=== What this task involves ===
Can you copy every line of the records below word for word, leaving out the pictures?

[Element and box listings]
######

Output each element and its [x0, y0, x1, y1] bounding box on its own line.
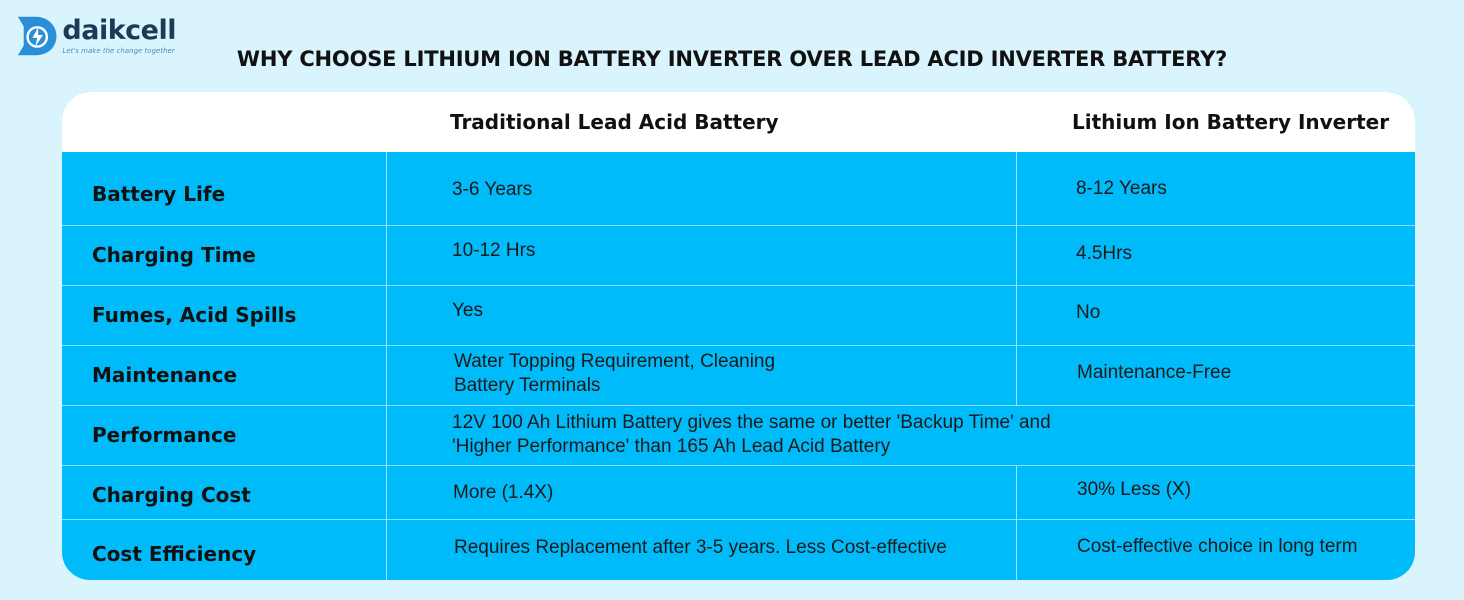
lead-acid-value: 10-12 Hrs — [452, 240, 536, 261]
row-label: Charging Cost — [92, 483, 251, 507]
lead-acid-value: More (1.4X) — [453, 482, 554, 503]
brand-name: daikcell — [62, 15, 176, 46]
performance-value-line2: 'Higher Performance' than 165 Ah Lead Acid Battery — [452, 436, 891, 457]
column-header-lithium: Lithium Ion Battery Inverter — [1072, 110, 1390, 134]
row-label: Cost Efficiency — [92, 542, 257, 566]
lead-acid-value: 3-6 Years — [452, 179, 533, 200]
lead-acid-value-line1: Water Topping Requirement, Cleaning — [454, 351, 776, 372]
performance-value-line1: 12V 100 Ah Lithium Battery gives the same or better 'Backup Time' and — [452, 412, 1051, 433]
table-row — [62, 225, 1415, 286]
table-row — [62, 152, 1415, 225]
lead-acid-value: Requires Replacement after 3-5 years. Less Cost-effective — [454, 537, 947, 558]
lithium-value: 8-12 Years — [1076, 178, 1167, 199]
row-label: Charging Time — [92, 243, 256, 267]
lithium-value: No — [1076, 302, 1101, 323]
table-row — [62, 345, 1415, 406]
table-row — [62, 519, 1415, 580]
lithium-value: Maintenance-Free — [1077, 362, 1232, 383]
comparison-table — [62, 92, 1415, 580]
table-row — [62, 465, 1415, 520]
lead-acid-value: Yes — [452, 300, 483, 321]
row-label: Fumes, Acid Spills — [92, 303, 297, 327]
page-title: WHY CHOOSE LITHIUM ION BATTERY INVERTER OVER LEAD ACID INVERTER BATTERY? — [236, 47, 1228, 71]
table-header — [62, 92, 1415, 152]
lithium-value: Cost-effective choice in long term — [1077, 536, 1358, 557]
table-row — [62, 405, 1415, 466]
row-label: Performance — [92, 423, 237, 447]
lead-acid-value-line2: Battery Terminals — [454, 375, 601, 396]
lithium-value: 4.5Hrs — [1076, 243, 1132, 264]
column-header-lead-acid: Traditional Lead Acid Battery — [450, 110, 779, 134]
lithium-value: 30% Less (X) — [1077, 479, 1192, 500]
table-row — [62, 285, 1415, 346]
row-label: Maintenance — [92, 363, 238, 387]
brand-tagline: Let's make the change together — [62, 47, 175, 55]
row-label: Battery Life — [92, 182, 226, 206]
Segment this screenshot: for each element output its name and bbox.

######

=== Complete answer ===
Output each element and its [x0, y0, x1, y1] bounding box on its own line.
lead-acid-value: 10-12 Hrs — [452, 240, 536, 261]
row-label: Charging Cost — [92, 483, 251, 507]
lead-acid-value: More (1.4X) — [453, 482, 554, 503]
brand-name: daikcell — [62, 15, 176, 46]
performance-value-line2: 'Higher Performance' than 165 Ah Lead Acid Battery — [452, 436, 891, 457]
column-header-lithium: Lithium Ion Battery Inverter — [1072, 110, 1390, 134]
row-label: Cost Efficiency — [92, 542, 257, 566]
lead-acid-value: 3-6 Years — [452, 179, 533, 200]
lead-acid-value-line1: Water Topping Requirement, Cleaning — [454, 351, 776, 372]
performance-value-line1: 12V 100 Ah Lithium Battery gives the same or better 'Backup Time' and — [452, 412, 1051, 433]
table-row — [62, 225, 1415, 286]
table-row — [62, 152, 1415, 225]
lead-acid-value: Requires Replacement after 3-5 years. Less Cost-effective — [454, 537, 947, 558]
lithium-value: 8-12 Years — [1076, 178, 1167, 199]
row-label: Charging Time — [92, 243, 256, 267]
lithium-value: No — [1076, 302, 1101, 323]
table-row — [62, 345, 1415, 406]
table-row — [62, 519, 1415, 580]
lithium-value: Maintenance-Free — [1077, 362, 1232, 383]
comparison-table — [62, 92, 1415, 580]
table-row — [62, 465, 1415, 520]
lead-acid-value: Yes — [452, 300, 483, 321]
row-label: Fumes, Acid Spills — [92, 303, 297, 327]
page-title: WHY CHOOSE LITHIUM ION BATTERY INVERTER OVER LEAD ACID INVERTER BATTERY? — [236, 47, 1228, 71]
table-header — [62, 92, 1415, 152]
lithium-value: Cost-effective choice in long term — [1077, 536, 1358, 557]
table-row — [62, 405, 1415, 466]
row-label: Performance — [92, 423, 237, 447]
lead-acid-value-line2: Battery Terminals — [454, 375, 601, 396]
lithium-value: 4.5Hrs — [1076, 243, 1132, 264]
column-header-lead-acid: Traditional Lead Acid Battery — [450, 110, 779, 134]
lithium-value: 30% Less (X) — [1077, 479, 1192, 500]
table-row — [62, 285, 1415, 346]
row-label: Maintenance — [92, 363, 238, 387]
brand-tagline: Let's make the change together — [62, 47, 175, 55]
row-label: Battery Life — [92, 182, 226, 206]
Segment this screenshot: for each element output its name and bbox.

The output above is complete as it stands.